(Collected data entries)
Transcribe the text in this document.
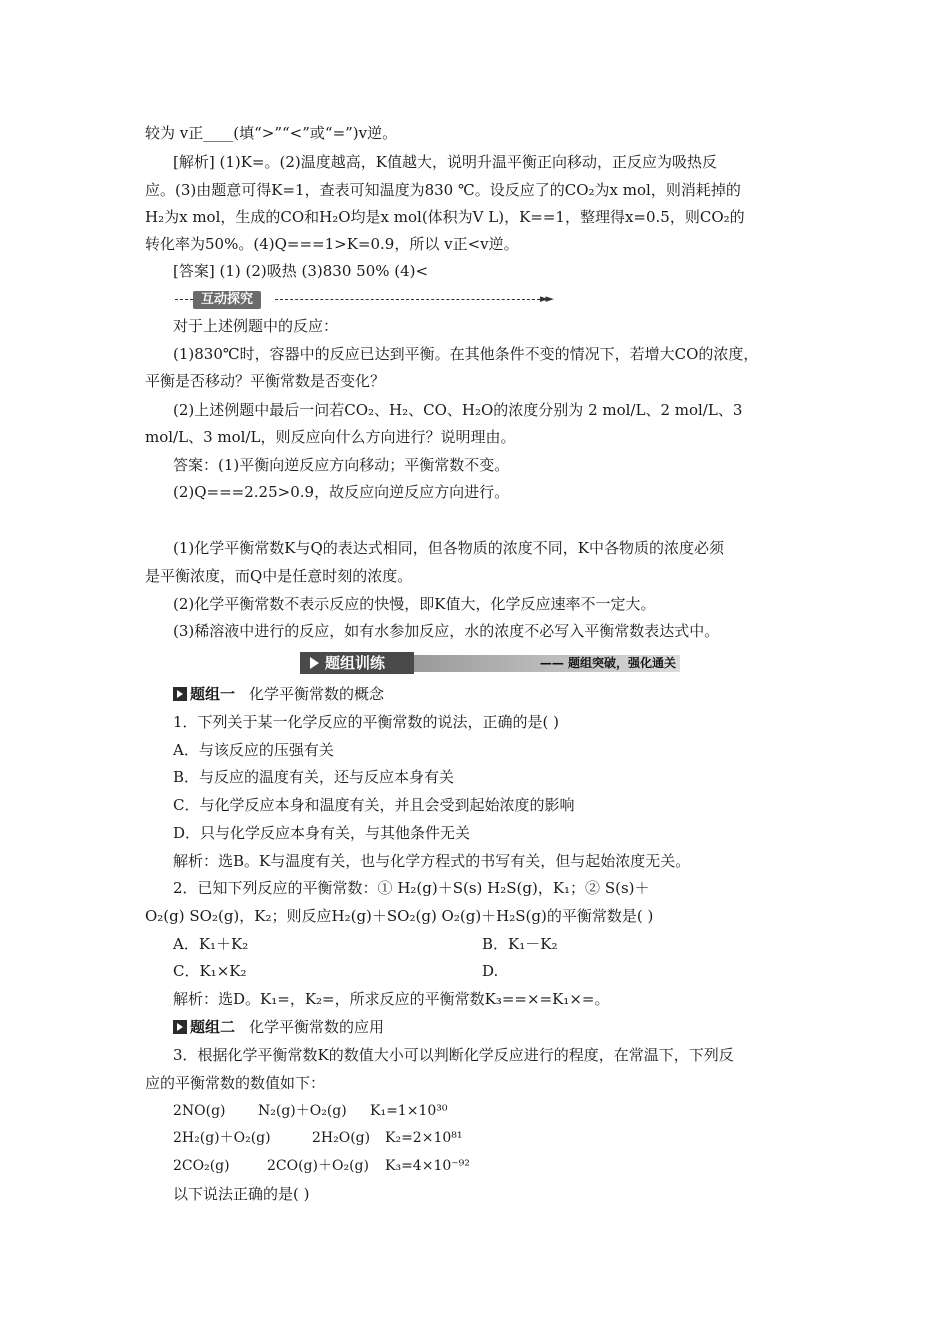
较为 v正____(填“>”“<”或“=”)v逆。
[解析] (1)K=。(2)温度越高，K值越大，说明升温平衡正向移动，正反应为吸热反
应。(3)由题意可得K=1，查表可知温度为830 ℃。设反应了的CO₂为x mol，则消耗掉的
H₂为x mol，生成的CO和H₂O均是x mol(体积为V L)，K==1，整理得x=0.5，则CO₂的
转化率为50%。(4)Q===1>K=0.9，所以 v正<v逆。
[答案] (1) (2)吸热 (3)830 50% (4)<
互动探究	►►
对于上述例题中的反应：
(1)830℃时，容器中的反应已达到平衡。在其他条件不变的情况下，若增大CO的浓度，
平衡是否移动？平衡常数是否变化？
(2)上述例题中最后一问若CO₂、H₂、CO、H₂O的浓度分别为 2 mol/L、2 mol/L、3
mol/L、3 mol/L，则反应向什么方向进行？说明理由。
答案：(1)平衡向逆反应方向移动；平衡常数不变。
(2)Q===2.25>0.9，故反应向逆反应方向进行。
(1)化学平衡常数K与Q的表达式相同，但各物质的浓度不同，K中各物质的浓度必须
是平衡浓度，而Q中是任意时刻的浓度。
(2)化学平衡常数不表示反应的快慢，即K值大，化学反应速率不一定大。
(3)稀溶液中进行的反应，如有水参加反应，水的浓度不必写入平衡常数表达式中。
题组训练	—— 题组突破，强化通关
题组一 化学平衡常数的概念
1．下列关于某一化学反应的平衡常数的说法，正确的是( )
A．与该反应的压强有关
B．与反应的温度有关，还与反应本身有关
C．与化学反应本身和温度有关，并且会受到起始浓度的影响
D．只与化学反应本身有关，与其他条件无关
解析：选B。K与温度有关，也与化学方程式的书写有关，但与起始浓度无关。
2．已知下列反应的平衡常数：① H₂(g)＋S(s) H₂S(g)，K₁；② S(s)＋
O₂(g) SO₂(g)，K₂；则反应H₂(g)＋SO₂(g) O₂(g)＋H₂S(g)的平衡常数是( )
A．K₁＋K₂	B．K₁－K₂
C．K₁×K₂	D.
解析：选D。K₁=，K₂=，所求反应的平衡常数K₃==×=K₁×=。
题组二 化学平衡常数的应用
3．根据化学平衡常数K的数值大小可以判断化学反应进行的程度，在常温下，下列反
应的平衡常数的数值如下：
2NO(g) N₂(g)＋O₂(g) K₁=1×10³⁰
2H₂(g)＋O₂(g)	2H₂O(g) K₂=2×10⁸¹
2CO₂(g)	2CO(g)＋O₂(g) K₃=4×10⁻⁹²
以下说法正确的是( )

* * *

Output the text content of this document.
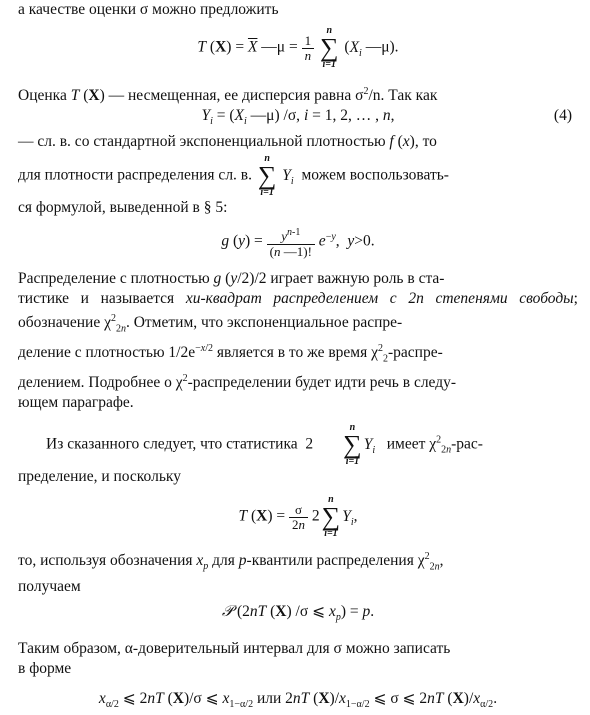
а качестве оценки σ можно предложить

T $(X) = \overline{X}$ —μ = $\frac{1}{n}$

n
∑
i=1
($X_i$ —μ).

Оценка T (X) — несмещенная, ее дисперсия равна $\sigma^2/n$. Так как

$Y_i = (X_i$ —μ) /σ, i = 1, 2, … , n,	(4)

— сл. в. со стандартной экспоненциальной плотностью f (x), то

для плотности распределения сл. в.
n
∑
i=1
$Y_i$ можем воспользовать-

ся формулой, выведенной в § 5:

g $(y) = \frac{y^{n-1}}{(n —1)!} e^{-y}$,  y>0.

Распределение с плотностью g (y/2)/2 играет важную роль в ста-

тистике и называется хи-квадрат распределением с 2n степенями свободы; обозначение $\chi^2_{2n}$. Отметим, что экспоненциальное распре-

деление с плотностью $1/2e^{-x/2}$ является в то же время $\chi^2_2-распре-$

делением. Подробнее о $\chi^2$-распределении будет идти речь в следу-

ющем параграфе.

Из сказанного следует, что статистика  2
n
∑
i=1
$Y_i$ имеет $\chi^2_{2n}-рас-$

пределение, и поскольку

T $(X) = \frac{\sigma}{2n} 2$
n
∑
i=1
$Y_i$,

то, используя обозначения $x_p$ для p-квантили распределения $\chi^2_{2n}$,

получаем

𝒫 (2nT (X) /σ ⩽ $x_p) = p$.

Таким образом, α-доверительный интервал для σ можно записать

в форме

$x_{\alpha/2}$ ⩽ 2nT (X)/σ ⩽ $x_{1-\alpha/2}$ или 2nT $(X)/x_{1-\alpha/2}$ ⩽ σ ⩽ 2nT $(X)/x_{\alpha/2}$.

* _To be done_: Lines that hold "text" are the ones to copy; find all of them.

* _Written response_:
Transcribe the text in this document.
Output the text content of this document.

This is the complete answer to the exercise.